◆ Set problem ◆
Look through the data below and work out how many lines contain the string "name". Give the number alone.

BEGIN Data supplied

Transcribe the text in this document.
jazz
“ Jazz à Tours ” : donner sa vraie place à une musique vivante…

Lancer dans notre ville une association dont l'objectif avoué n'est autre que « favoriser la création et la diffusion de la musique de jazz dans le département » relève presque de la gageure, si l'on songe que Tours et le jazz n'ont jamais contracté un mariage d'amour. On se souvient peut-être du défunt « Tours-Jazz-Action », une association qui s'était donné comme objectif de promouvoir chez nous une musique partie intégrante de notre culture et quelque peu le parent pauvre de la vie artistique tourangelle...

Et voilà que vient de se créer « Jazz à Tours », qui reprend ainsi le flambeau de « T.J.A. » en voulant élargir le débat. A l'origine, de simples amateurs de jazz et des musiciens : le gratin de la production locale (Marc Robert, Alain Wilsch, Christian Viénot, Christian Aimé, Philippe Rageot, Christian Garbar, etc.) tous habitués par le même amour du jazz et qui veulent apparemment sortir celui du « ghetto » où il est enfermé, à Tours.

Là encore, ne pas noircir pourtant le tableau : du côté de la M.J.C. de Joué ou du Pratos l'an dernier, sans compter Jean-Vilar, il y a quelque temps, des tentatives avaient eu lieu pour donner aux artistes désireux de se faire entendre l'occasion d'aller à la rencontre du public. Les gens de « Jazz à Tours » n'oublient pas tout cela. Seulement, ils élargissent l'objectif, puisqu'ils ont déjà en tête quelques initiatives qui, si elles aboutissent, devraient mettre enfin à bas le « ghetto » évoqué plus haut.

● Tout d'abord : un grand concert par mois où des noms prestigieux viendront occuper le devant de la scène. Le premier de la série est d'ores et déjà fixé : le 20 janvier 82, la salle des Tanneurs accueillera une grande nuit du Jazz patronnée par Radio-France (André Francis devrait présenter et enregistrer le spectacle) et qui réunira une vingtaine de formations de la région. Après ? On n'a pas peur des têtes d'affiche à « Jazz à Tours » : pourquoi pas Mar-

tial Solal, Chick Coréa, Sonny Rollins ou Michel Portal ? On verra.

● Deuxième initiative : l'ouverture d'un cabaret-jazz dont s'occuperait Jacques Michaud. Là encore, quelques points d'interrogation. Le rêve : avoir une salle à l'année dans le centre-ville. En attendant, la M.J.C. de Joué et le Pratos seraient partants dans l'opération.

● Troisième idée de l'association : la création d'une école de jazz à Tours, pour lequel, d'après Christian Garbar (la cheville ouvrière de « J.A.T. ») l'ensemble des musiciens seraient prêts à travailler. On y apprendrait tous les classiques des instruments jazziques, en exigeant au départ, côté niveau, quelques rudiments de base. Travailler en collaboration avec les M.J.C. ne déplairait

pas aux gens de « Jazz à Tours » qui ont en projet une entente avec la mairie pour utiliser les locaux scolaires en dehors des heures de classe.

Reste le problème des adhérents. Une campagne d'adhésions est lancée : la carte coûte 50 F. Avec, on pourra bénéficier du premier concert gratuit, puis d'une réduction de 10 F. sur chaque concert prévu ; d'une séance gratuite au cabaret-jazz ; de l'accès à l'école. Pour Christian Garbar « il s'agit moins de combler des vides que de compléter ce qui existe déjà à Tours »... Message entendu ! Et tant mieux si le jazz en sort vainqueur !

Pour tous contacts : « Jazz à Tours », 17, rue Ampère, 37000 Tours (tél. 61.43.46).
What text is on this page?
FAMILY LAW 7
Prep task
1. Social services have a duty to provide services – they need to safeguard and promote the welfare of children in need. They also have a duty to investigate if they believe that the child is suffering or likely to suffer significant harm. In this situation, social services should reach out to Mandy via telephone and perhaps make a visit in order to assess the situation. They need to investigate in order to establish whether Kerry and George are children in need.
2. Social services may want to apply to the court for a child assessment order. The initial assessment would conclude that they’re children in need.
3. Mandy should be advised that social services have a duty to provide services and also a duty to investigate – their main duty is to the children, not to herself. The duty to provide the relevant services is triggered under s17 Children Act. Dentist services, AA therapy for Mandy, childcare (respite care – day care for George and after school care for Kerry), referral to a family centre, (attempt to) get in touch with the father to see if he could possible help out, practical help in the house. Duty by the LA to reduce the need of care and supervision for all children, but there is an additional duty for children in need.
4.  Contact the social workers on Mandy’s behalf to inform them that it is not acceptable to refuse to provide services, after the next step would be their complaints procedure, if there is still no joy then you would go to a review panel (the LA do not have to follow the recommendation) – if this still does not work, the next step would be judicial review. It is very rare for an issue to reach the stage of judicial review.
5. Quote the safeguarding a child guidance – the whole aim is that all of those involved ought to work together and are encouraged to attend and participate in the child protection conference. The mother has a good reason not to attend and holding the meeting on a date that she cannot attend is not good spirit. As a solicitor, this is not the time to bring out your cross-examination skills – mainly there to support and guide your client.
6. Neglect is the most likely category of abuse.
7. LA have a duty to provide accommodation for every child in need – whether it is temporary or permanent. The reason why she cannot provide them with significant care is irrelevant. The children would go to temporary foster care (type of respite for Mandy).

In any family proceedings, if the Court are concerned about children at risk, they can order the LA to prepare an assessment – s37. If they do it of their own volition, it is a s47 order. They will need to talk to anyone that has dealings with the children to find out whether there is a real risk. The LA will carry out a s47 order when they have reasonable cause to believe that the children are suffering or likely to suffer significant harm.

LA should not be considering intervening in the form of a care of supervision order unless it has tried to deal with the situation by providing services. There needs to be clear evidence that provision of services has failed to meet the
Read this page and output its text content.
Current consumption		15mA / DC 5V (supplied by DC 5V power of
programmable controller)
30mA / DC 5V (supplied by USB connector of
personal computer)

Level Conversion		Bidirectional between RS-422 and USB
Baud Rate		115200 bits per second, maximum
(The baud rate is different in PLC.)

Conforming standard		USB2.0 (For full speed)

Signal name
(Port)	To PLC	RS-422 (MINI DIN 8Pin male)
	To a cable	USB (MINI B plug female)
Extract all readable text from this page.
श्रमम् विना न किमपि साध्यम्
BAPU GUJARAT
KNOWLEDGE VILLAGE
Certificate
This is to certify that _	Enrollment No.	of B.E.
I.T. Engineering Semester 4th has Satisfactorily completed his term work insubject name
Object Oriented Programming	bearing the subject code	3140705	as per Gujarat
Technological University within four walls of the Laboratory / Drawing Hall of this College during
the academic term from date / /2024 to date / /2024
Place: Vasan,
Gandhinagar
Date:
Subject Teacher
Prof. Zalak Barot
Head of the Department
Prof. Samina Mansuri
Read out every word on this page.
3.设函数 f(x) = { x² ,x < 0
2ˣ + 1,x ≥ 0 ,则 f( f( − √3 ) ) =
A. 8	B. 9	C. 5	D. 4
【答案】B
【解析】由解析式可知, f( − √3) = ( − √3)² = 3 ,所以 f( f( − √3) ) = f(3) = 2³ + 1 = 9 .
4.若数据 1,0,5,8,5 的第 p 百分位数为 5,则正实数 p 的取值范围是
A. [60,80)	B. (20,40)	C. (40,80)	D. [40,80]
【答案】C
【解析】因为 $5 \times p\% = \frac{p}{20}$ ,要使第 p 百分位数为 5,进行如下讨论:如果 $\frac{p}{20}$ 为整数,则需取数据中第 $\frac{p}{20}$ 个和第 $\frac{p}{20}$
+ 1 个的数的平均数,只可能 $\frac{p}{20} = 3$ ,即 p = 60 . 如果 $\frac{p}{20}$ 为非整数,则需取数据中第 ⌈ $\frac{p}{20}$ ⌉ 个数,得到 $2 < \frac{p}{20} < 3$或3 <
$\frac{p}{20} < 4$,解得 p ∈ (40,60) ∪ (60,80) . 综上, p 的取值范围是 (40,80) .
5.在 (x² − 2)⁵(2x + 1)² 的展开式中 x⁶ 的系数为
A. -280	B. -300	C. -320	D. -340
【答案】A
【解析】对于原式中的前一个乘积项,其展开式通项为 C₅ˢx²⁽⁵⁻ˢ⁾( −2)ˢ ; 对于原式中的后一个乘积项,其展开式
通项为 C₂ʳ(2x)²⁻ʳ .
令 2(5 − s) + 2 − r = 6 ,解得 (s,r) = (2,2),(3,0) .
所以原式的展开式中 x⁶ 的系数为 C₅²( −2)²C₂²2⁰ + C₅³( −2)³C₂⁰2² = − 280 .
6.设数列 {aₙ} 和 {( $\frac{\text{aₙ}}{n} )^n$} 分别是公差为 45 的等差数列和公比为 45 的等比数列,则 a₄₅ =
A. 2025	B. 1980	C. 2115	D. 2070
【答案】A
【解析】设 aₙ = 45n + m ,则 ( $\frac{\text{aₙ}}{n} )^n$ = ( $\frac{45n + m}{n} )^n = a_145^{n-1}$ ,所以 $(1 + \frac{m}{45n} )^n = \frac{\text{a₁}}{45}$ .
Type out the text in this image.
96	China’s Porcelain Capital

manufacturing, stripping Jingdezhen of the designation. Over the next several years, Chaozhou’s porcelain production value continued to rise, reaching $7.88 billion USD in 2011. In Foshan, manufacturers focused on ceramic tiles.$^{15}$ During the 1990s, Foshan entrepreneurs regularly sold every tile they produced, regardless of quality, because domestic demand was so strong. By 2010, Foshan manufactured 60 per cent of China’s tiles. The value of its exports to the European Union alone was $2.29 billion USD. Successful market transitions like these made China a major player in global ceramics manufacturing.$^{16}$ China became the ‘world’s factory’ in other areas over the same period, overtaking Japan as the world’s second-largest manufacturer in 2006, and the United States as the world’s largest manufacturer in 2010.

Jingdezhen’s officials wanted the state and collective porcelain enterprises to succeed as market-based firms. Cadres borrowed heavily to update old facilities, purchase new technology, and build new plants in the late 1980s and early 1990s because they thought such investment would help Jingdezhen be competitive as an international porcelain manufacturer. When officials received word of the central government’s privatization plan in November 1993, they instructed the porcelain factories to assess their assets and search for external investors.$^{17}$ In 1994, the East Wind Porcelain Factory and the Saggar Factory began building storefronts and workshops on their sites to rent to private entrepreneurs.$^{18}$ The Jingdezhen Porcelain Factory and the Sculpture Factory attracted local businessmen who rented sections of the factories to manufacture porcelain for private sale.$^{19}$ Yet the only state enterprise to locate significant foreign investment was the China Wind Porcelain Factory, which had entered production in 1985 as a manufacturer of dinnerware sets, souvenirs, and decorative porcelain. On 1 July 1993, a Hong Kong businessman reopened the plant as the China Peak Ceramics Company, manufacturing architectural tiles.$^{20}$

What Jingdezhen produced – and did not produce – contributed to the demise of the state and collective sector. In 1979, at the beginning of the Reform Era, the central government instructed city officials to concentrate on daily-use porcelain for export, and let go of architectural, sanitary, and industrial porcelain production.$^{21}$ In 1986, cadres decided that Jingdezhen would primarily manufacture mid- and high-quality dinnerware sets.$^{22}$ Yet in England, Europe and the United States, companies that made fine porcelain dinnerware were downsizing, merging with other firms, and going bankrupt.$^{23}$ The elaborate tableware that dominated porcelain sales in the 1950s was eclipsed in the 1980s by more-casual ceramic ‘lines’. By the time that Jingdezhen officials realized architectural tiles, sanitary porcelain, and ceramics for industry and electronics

END Data supplied

◆ The solution ◆
2